*Required task*:
Could you reproduce the records below with every "data-point" renamed to "point-marker", leaving everything else unchanged and omitting the pictures?

*Supplied information*:
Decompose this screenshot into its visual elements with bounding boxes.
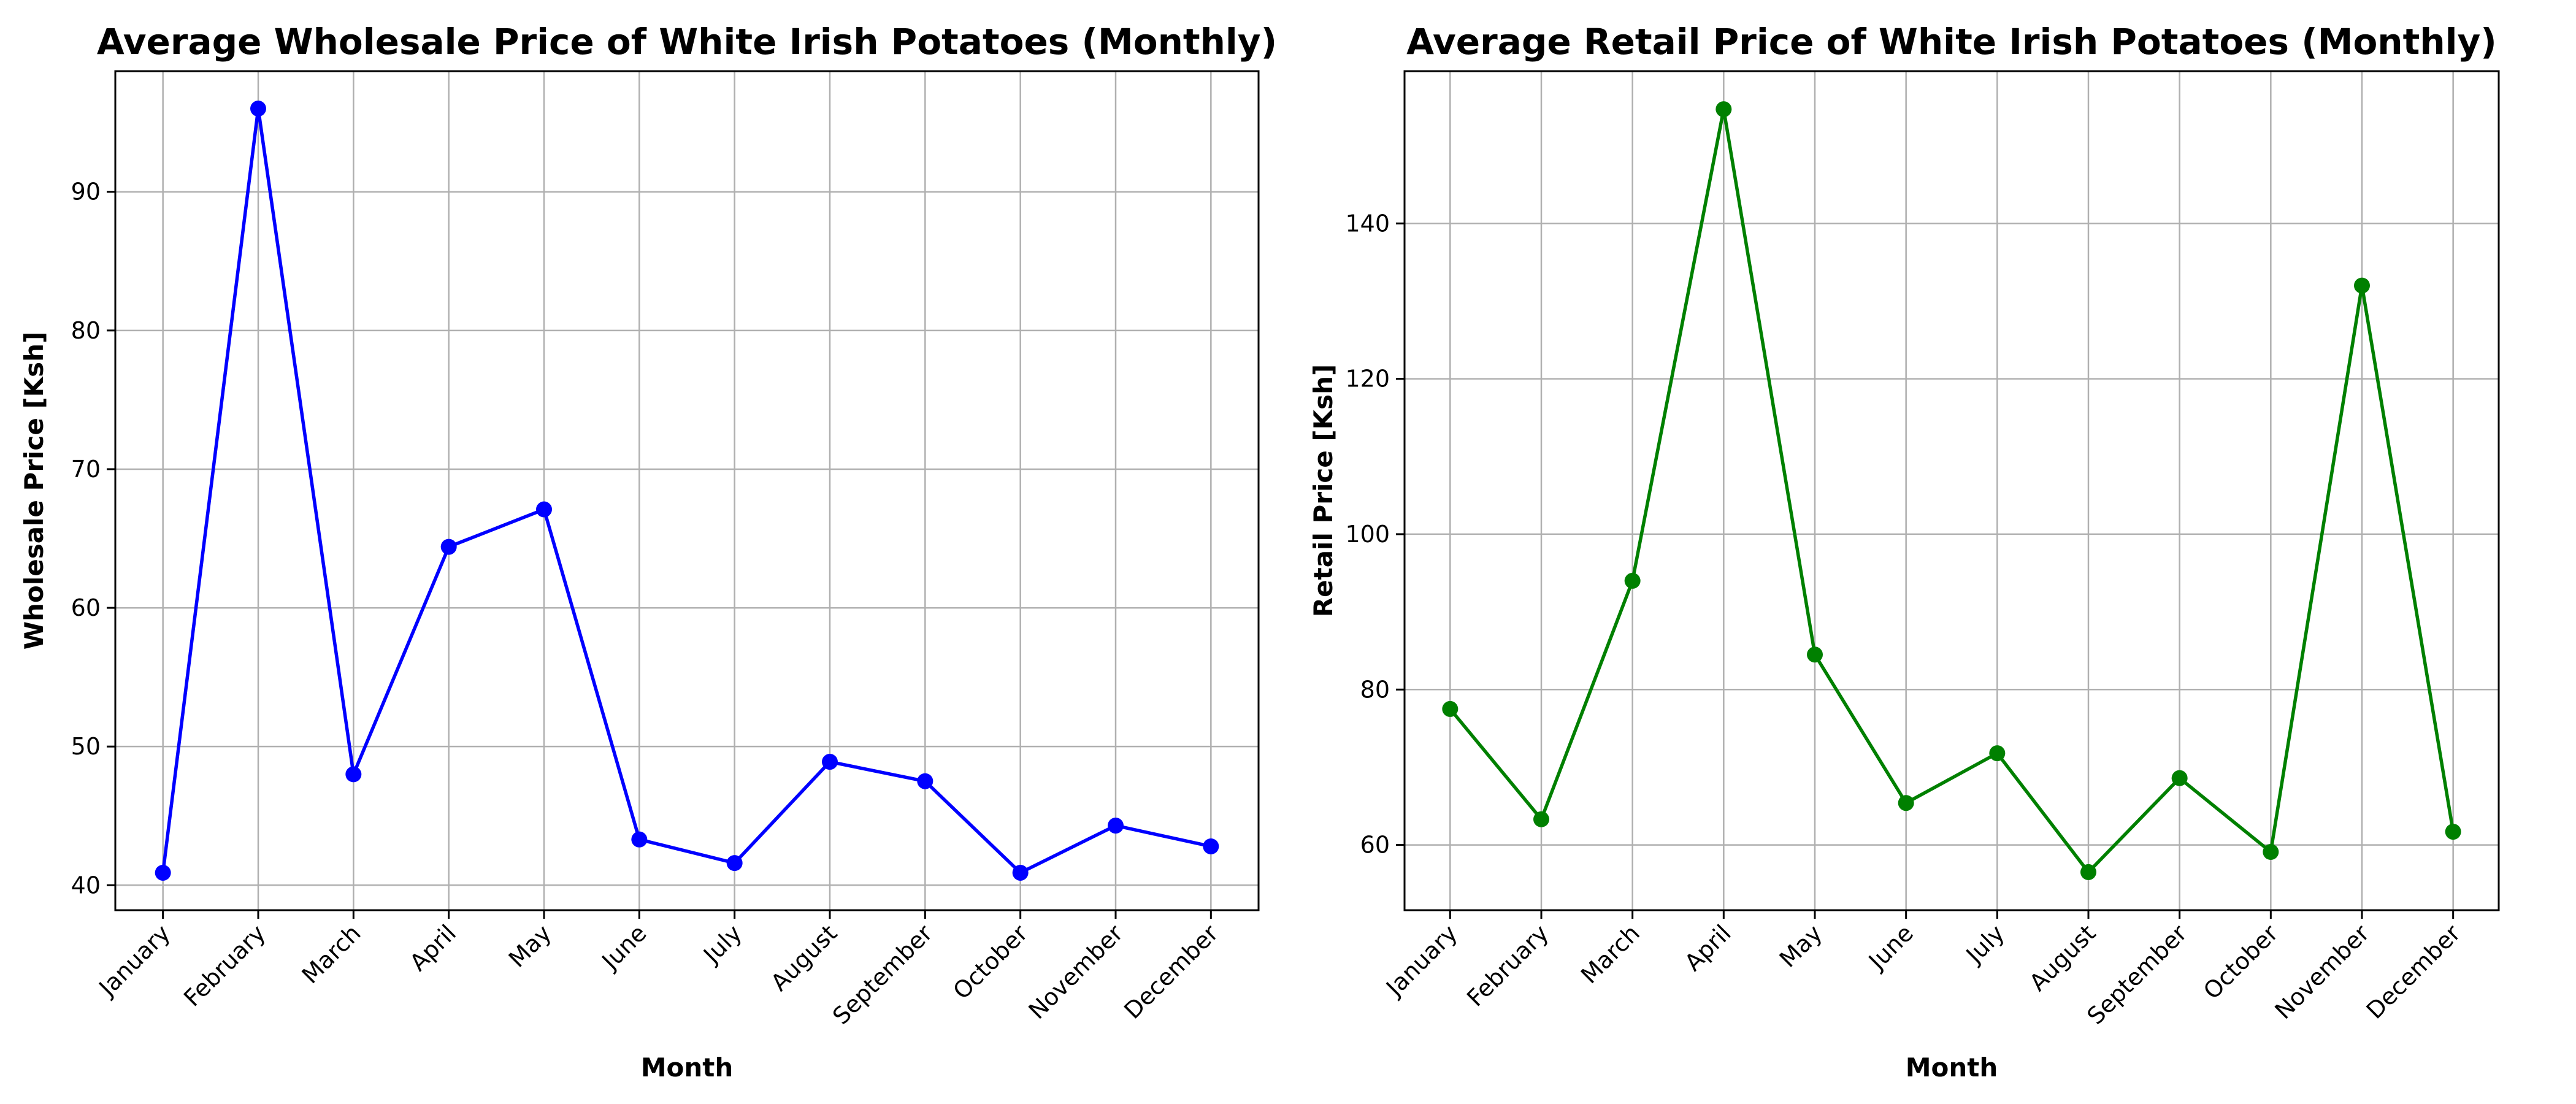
data-point <box>2445 824 2461 840</box>
x-tick-label: May <box>1774 919 1828 973</box>
series-line <box>1449 107 2455 874</box>
x-tick-label: December <box>2361 919 2466 1024</box>
data-point <box>917 773 933 789</box>
y-tick-label: 140 <box>1345 210 1390 237</box>
x-tick-label: April <box>404 919 461 976</box>
x-tick-label: June <box>1863 919 1919 975</box>
x-tick-label: July <box>697 919 747 969</box>
y-tick-label: 90 <box>71 178 101 205</box>
plot-frame <box>114 70 1260 911</box>
x-tick-label: February <box>178 919 270 1011</box>
x-tick-label: August <box>2024 919 2101 996</box>
chart-title: Average Retail Price of White Irish Pota… <box>1406 21 2497 63</box>
data-point <box>1898 795 1914 811</box>
y-axis-label: Retail Price [Ksh] <box>1308 364 1338 617</box>
plot-frame <box>1403 70 2500 911</box>
data-point <box>822 754 838 770</box>
data-point <box>1203 838 1219 854</box>
data-point <box>1989 745 2006 762</box>
x-tick-label: May <box>504 919 557 973</box>
x-tick-label: October <box>2198 919 2283 1005</box>
data-point <box>1533 811 1549 827</box>
x-tick-label: July <box>1960 919 2010 969</box>
y-tick-label: 80 <box>1360 676 1390 703</box>
y-tick-label: 70 <box>71 456 101 483</box>
data-point <box>726 855 743 872</box>
data-point <box>440 539 457 555</box>
x-tick-label: January <box>93 919 175 1002</box>
data-point <box>2080 864 2096 880</box>
y-tick-label: 60 <box>71 594 101 621</box>
data-point <box>1807 646 1823 663</box>
y-tick-label: 80 <box>71 317 101 344</box>
y-tick-label: 50 <box>71 733 101 760</box>
x-tick-label: April <box>1679 919 1736 976</box>
x-tick-label: June <box>596 919 652 975</box>
x-tick-label: September <box>2082 919 2192 1030</box>
y-tick-label: 40 <box>71 872 101 899</box>
x-tick-label: March <box>297 919 366 989</box>
x-tick-label: September <box>827 919 938 1030</box>
data-point <box>2354 277 2370 294</box>
data-point <box>631 831 648 848</box>
x-tick-label: March <box>1576 919 1645 989</box>
data-point <box>1715 101 1732 118</box>
data-point <box>1624 572 1641 589</box>
y-tick-label: 60 <box>1360 832 1390 859</box>
x-axis-label: Month <box>1906 1052 1998 1083</box>
x-tick-label: November <box>2269 919 2374 1024</box>
data-point <box>1012 864 1029 881</box>
retail-price-chart: Average Retail Price of White Irish Pota… <box>1308 21 2500 1083</box>
x-tick-label: January <box>1380 919 1462 1002</box>
x-tick-label: December <box>1119 919 1224 1024</box>
x-tick-label: November <box>1023 919 1128 1024</box>
grid-lines <box>1405 71 2499 910</box>
chart-title: Average Wholesale Price of White Irish P… <box>97 21 1277 63</box>
data-point <box>155 864 171 881</box>
data-point <box>2263 844 2279 860</box>
x-tick-label: February <box>1462 919 1554 1011</box>
x-tick-label: October <box>948 919 1033 1005</box>
wholesale-price-chart: Average Wholesale Price of White Irish P… <box>19 21 1277 1083</box>
data-point <box>536 501 552 518</box>
y-axis-label: Wholesale Price [Ksh] <box>19 332 49 650</box>
x-axis-label: Month <box>641 1052 734 1083</box>
data-point <box>1442 700 1459 717</box>
data-point <box>250 101 266 117</box>
x-tick-label: August <box>765 919 842 996</box>
data-point <box>345 766 362 783</box>
data-point <box>2171 770 2188 786</box>
grid-lines <box>115 71 1259 910</box>
y-tick-label: 100 <box>1345 521 1390 548</box>
data-point <box>1108 818 1124 834</box>
series-line <box>161 107 1211 875</box>
y-tick-label: 120 <box>1345 366 1390 393</box>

*Correct response*:
Decompose this screenshot into its visual elements with bounding boxes.
point-marker <box>2445 824 2461 840</box>
x-tick-label: May <box>1774 919 1828 973</box>
series-line <box>1449 107 2455 874</box>
x-tick-label: December <box>2361 919 2466 1024</box>
point-marker <box>917 773 933 789</box>
y-tick-label: 140 <box>1345 210 1390 237</box>
x-tick-label: April <box>404 919 461 976</box>
x-tick-label: June <box>1863 919 1919 975</box>
x-tick-label: July <box>697 919 747 969</box>
y-tick-label: 90 <box>71 178 101 205</box>
plot-frame <box>114 70 1260 911</box>
x-tick-label: February <box>178 919 270 1011</box>
x-tick-label: August <box>2024 919 2101 996</box>
chart-title: Average Retail Price of White Irish Pota… <box>1406 21 2497 63</box>
point-marker <box>1898 795 1914 811</box>
y-axis-label: Retail Price [Ksh] <box>1308 364 1338 617</box>
plot-frame <box>1403 70 2500 911</box>
point-marker <box>822 754 838 770</box>
point-marker <box>1203 838 1219 854</box>
point-marker <box>1989 745 2006 762</box>
x-tick-label: May <box>504 919 557 973</box>
x-tick-label: October <box>2198 919 2283 1005</box>
point-marker <box>1533 811 1549 827</box>
x-tick-label: July <box>1960 919 2010 969</box>
y-tick-label: 80 <box>1360 676 1390 703</box>
y-tick-label: 70 <box>71 456 101 483</box>
point-marker <box>726 855 743 872</box>
point-marker <box>440 539 457 555</box>
x-tick-label: January <box>93 919 175 1002</box>
point-marker <box>2080 864 2096 880</box>
y-tick-label: 60 <box>71 594 101 621</box>
point-marker <box>1807 646 1823 663</box>
y-tick-label: 80 <box>71 317 101 344</box>
y-tick-label: 50 <box>71 733 101 760</box>
x-tick-label: April <box>1679 919 1736 976</box>
x-tick-label: June <box>596 919 652 975</box>
x-tick-label: September <box>2082 919 2192 1030</box>
y-tick-label: 40 <box>71 872 101 899</box>
x-tick-label: March <box>297 919 366 989</box>
x-tick-label: September <box>827 919 938 1030</box>
point-marker <box>2354 277 2370 294</box>
point-marker <box>631 831 648 848</box>
x-tick-label: March <box>1576 919 1645 989</box>
point-marker <box>1715 101 1732 118</box>
point-marker <box>1624 572 1641 589</box>
y-tick-label: 60 <box>1360 832 1390 859</box>
x-axis-label: Month <box>1906 1052 1998 1083</box>
x-tick-label: November <box>2269 919 2374 1024</box>
point-marker <box>1012 864 1029 881</box>
retail-price-chart: Average Retail Price of White Irish Pota… <box>1308 21 2500 1083</box>
x-tick-label: January <box>1380 919 1462 1002</box>
x-tick-label: December <box>1119 919 1224 1024</box>
x-tick-label: November <box>1023 919 1128 1024</box>
grid-lines <box>1405 71 2499 910</box>
chart-title: Average Wholesale Price of White Irish P… <box>97 21 1277 63</box>
point-marker <box>155 864 171 881</box>
point-marker <box>2263 844 2279 860</box>
x-tick-label: February <box>1462 919 1554 1011</box>
x-tick-label: October <box>948 919 1033 1005</box>
wholesale-price-chart: Average Wholesale Price of White Irish P… <box>19 21 1277 1083</box>
point-marker <box>536 501 552 518</box>
y-axis-label: Wholesale Price [Ksh] <box>19 332 49 650</box>
x-axis-label: Month <box>641 1052 734 1083</box>
point-marker <box>1442 700 1459 717</box>
point-marker <box>250 101 266 117</box>
x-tick-label: August <box>765 919 842 996</box>
point-marker <box>345 766 362 783</box>
point-marker <box>2171 770 2188 786</box>
grid-lines <box>115 71 1259 910</box>
y-tick-label: 100 <box>1345 521 1390 548</box>
point-marker <box>1108 818 1124 834</box>
series-line <box>161 107 1211 875</box>
y-tick-label: 120 <box>1345 366 1390 393</box>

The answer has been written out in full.